▸ **PROBLEM DETAILS**:
Whenever a line below holds the word "name", copy that line.

-- begin DATA FOR THIS EXERCISE --

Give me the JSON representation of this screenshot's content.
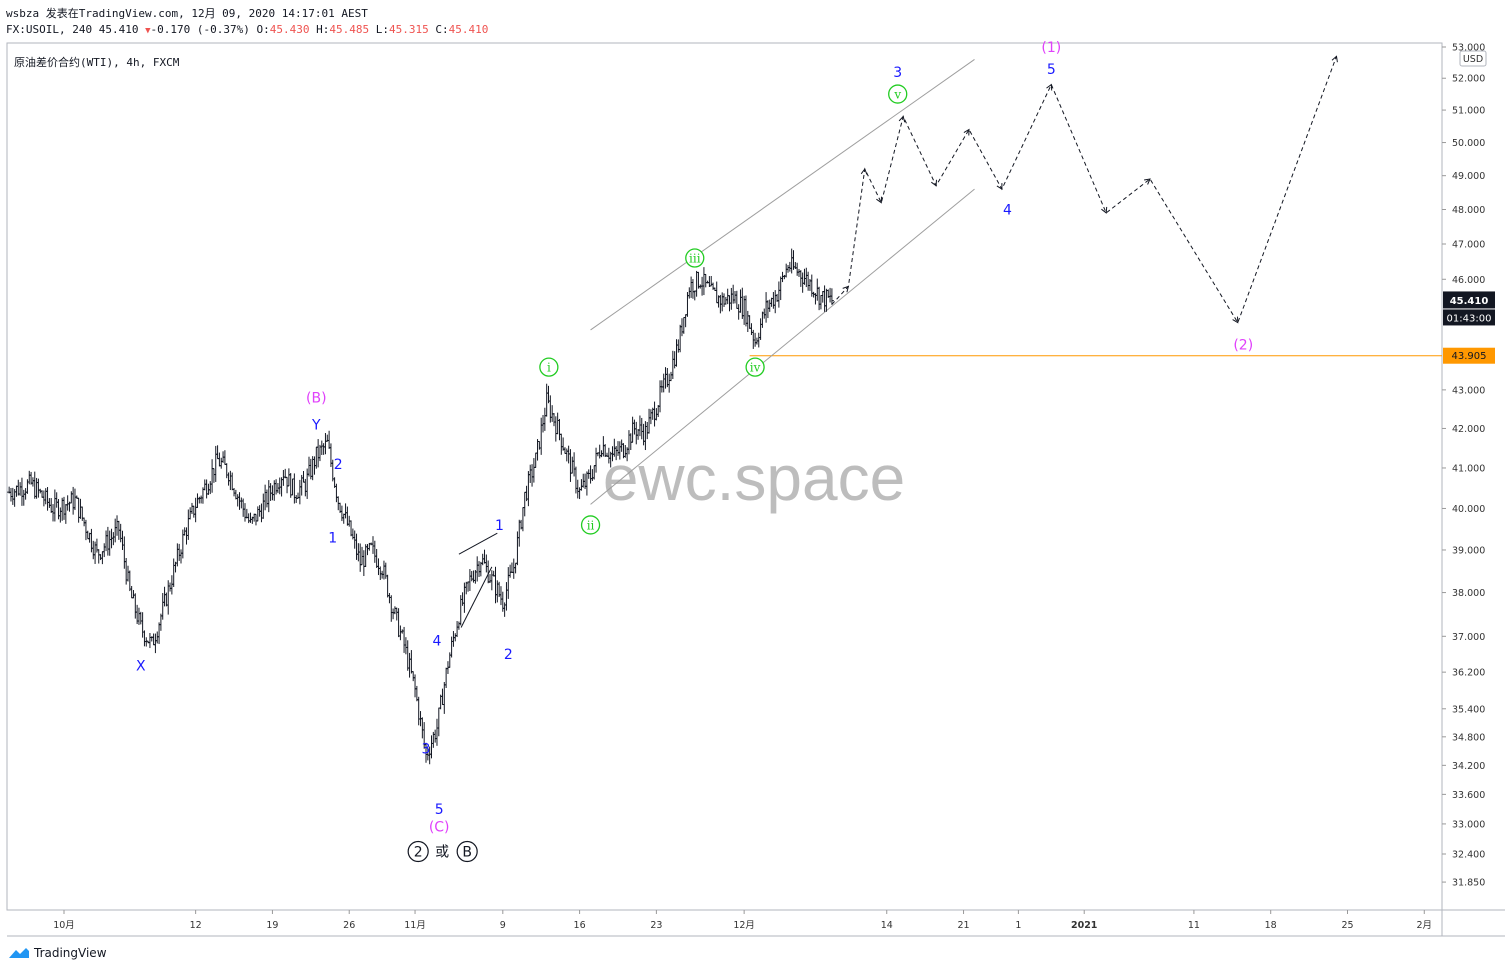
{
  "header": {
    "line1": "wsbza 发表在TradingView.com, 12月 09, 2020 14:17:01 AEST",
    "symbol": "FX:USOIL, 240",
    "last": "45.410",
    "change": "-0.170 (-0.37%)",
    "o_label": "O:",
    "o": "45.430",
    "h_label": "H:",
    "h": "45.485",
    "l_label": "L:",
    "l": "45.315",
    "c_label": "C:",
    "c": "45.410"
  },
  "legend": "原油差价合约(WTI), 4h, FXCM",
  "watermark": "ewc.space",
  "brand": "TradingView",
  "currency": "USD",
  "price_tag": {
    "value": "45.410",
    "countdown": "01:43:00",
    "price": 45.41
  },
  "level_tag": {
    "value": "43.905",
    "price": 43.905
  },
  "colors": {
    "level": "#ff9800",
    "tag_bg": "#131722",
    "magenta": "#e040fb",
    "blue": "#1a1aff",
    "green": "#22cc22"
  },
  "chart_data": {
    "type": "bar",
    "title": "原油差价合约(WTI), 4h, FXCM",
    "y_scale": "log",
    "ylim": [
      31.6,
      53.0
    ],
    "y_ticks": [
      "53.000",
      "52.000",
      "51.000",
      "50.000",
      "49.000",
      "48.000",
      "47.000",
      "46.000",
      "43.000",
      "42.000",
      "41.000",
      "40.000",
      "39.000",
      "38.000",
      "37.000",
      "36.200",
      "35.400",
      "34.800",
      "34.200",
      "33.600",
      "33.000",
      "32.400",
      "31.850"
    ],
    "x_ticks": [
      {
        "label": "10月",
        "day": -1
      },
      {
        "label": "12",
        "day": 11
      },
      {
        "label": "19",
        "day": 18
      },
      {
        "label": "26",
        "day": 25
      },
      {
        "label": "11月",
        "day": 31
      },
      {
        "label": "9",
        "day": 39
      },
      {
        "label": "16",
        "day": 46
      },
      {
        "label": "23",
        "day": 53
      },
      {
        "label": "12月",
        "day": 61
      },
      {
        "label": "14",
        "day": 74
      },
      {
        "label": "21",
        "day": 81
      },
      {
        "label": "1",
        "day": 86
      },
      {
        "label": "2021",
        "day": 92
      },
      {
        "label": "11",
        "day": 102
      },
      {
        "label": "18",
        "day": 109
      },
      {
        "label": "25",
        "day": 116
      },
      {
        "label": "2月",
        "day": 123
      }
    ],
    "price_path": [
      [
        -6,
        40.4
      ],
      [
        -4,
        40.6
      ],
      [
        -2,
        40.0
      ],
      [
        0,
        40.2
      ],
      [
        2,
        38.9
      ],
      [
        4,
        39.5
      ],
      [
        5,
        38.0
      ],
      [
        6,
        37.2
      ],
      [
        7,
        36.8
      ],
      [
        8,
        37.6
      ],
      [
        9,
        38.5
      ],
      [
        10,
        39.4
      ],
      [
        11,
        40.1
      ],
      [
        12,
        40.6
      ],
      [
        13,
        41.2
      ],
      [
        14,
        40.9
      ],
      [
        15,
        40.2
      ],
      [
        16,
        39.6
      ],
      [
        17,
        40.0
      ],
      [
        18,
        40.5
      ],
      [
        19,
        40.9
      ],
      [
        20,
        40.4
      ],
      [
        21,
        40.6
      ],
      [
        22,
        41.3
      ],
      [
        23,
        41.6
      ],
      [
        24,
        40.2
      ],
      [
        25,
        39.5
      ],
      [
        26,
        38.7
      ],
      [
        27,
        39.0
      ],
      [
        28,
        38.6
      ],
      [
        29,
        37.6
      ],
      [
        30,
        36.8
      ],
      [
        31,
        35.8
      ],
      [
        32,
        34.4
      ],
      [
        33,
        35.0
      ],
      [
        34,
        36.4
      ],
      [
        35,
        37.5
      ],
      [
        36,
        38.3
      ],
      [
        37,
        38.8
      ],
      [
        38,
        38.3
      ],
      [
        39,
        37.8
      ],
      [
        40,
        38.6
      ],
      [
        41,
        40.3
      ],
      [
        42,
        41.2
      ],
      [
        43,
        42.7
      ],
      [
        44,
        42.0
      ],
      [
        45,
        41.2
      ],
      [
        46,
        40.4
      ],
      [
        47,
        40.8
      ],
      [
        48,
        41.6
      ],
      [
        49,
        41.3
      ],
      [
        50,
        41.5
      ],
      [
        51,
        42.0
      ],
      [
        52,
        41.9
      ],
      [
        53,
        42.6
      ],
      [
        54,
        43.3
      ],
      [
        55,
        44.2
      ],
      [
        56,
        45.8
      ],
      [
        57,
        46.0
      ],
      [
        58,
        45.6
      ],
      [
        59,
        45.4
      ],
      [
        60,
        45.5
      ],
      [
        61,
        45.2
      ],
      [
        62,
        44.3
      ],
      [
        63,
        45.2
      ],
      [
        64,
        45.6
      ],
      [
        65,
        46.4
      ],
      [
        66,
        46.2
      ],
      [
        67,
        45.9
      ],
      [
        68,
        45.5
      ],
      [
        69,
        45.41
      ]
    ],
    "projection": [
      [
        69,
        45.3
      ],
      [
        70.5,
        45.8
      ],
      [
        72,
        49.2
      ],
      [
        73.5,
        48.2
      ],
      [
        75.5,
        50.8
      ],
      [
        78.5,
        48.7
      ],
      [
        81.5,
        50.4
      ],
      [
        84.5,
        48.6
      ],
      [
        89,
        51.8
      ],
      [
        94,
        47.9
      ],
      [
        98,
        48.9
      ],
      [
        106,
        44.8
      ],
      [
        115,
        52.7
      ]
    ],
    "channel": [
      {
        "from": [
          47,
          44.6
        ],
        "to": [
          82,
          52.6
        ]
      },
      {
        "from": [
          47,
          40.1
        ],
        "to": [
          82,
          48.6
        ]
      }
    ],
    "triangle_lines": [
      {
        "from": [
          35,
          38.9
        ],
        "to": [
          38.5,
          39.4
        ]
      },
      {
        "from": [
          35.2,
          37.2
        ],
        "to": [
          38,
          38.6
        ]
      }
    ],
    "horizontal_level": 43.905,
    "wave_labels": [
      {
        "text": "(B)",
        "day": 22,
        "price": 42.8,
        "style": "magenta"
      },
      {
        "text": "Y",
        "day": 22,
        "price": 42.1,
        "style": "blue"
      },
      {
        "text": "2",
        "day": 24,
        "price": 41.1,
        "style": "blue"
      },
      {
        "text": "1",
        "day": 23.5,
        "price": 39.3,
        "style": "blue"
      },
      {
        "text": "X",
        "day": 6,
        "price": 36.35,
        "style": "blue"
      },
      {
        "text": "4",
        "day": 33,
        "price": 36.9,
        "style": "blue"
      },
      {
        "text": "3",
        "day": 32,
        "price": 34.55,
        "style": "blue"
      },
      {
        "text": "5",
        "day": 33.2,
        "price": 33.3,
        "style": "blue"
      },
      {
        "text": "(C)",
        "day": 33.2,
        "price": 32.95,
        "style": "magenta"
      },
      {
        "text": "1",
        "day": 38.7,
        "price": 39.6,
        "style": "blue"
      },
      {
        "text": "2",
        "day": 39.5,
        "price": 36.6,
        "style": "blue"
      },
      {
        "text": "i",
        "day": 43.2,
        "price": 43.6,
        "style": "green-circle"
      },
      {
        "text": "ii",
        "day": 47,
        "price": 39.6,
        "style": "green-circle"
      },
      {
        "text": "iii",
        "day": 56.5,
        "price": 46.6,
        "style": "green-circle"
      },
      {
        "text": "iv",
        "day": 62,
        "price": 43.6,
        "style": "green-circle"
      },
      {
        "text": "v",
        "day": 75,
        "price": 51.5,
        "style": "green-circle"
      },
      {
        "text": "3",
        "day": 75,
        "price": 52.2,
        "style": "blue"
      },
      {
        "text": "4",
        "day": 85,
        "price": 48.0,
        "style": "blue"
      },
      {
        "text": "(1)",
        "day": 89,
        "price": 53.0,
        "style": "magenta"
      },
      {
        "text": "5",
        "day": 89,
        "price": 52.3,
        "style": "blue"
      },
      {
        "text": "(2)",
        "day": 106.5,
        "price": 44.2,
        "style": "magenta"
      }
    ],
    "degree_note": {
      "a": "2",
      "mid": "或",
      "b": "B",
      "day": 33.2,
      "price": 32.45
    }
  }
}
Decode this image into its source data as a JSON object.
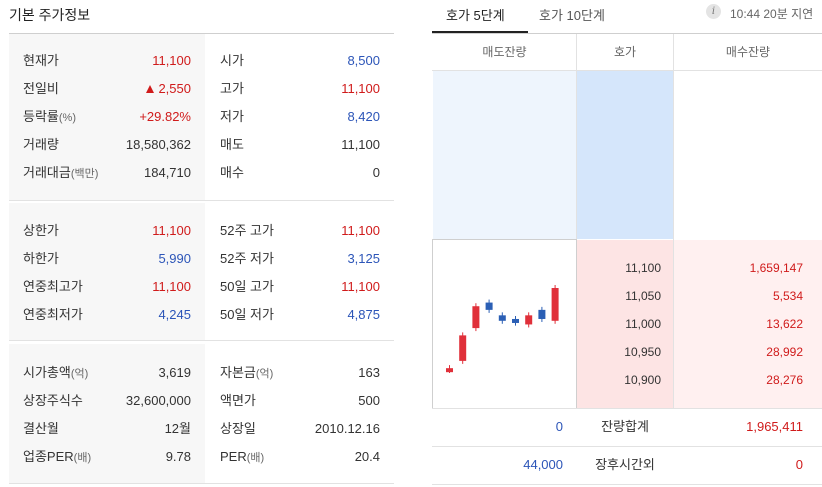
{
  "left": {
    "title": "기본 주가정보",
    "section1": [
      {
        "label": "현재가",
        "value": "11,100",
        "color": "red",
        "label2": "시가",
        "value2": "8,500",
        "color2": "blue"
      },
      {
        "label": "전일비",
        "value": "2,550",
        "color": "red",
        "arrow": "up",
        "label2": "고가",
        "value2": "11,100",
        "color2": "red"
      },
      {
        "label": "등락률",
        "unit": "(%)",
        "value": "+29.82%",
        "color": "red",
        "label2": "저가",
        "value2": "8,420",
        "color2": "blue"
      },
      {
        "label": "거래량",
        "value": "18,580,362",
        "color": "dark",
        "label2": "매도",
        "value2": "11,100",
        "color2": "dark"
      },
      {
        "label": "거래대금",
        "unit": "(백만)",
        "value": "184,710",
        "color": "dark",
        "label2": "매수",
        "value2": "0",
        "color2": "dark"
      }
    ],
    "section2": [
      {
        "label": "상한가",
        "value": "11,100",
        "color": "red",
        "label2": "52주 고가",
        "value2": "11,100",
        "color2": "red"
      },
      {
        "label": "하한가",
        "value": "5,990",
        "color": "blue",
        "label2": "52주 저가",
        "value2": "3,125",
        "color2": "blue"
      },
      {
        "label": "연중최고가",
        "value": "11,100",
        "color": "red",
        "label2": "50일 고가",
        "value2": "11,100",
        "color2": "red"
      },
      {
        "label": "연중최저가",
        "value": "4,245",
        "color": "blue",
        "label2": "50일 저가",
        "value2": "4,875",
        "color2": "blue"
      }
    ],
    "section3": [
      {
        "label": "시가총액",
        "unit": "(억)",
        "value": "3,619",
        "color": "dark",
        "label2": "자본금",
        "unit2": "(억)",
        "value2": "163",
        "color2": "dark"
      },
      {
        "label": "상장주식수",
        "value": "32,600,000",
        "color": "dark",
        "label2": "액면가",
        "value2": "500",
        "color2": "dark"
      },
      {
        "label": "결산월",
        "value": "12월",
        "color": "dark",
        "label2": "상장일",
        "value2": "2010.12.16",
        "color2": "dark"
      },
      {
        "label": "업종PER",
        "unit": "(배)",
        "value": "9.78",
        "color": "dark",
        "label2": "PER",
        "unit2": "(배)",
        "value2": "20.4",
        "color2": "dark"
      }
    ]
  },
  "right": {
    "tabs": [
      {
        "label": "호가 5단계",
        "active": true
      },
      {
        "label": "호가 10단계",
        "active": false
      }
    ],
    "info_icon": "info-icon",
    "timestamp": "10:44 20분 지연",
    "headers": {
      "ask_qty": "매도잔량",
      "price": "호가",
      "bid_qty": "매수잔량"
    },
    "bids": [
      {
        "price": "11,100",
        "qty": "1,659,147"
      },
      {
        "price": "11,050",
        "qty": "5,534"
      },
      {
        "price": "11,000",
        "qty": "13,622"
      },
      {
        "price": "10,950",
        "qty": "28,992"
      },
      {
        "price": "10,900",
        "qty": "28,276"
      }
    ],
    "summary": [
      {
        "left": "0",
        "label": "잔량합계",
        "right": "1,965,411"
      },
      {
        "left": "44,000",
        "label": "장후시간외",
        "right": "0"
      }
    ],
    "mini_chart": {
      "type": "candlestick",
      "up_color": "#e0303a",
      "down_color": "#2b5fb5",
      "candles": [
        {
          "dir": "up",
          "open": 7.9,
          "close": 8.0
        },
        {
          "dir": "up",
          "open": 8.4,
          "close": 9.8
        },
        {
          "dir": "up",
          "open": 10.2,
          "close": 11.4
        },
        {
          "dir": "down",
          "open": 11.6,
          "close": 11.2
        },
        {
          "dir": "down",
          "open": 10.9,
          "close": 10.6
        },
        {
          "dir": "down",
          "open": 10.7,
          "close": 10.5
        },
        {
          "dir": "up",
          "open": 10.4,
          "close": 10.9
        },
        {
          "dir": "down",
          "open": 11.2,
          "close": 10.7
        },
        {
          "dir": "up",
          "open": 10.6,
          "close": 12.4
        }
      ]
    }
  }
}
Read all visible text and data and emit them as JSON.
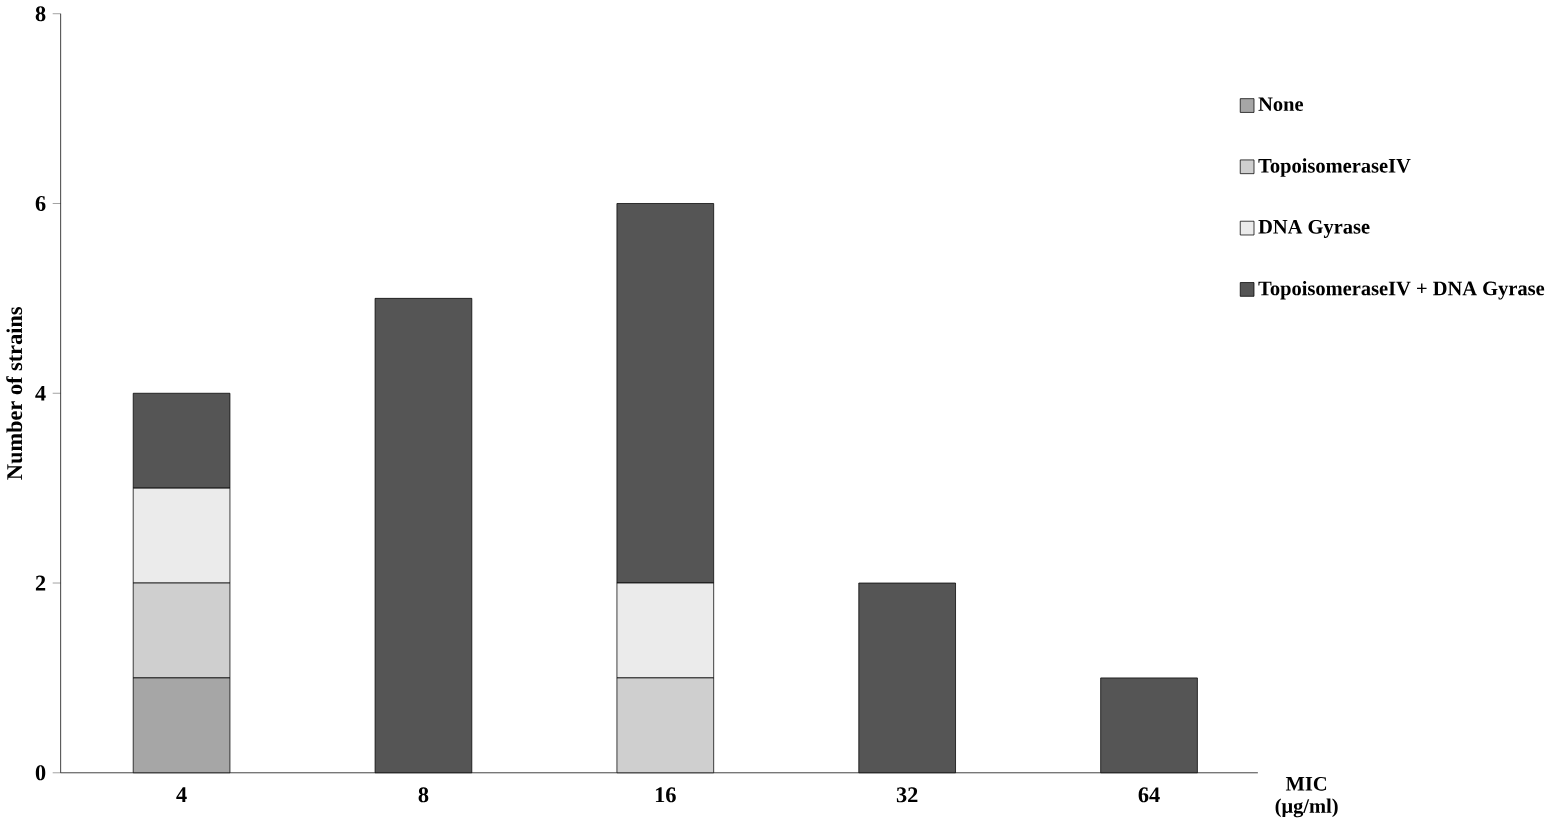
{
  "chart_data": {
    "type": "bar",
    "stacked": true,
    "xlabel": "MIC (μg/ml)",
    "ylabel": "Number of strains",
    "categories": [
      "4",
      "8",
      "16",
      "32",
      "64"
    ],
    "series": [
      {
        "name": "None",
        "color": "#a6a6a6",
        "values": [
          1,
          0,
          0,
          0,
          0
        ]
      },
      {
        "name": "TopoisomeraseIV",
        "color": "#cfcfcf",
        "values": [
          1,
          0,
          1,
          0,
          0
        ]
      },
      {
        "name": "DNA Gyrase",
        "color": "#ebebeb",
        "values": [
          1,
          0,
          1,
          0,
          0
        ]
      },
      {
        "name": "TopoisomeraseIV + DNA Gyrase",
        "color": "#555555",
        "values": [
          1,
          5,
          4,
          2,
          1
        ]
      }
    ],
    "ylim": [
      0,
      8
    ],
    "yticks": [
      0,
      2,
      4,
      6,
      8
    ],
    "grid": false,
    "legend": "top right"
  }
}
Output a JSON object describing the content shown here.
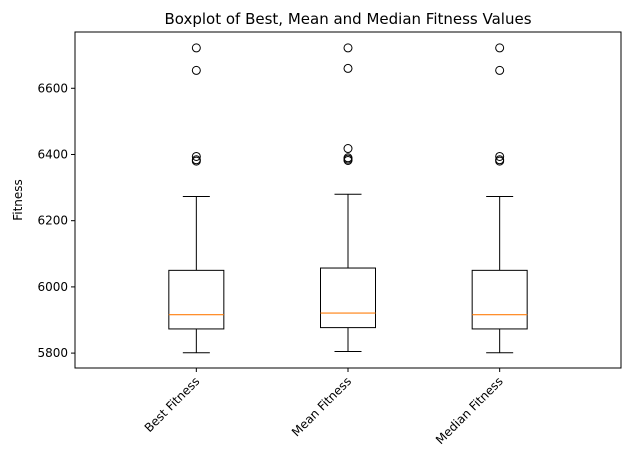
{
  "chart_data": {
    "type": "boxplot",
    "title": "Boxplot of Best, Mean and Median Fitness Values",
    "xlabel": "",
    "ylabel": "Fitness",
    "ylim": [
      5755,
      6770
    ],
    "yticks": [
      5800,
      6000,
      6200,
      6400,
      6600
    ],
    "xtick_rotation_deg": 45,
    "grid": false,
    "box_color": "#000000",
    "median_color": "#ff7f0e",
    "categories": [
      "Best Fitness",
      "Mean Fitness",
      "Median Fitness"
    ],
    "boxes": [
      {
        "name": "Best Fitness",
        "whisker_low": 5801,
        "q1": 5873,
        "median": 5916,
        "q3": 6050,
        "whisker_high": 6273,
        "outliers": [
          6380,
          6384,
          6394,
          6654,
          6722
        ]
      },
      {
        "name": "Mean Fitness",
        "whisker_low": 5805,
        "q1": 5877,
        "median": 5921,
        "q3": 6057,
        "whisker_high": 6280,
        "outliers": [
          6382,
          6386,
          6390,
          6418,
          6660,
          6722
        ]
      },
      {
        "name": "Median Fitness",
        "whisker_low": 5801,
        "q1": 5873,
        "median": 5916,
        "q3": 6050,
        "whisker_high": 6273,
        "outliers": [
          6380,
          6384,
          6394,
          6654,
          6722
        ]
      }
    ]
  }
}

-- end DATA FOR THIS EXERCISE --

▸ **EXERCISE RESULT**:
        "name": "None",
        "name": "TopoisomeraseIV",
        "name": "DNA Gyrase",
        "name": "TopoisomeraseIV + DNA Gyrase",
        "name": "Best Fitness",
        "name": "Mean Fitness",
        "name": "Median Fitness",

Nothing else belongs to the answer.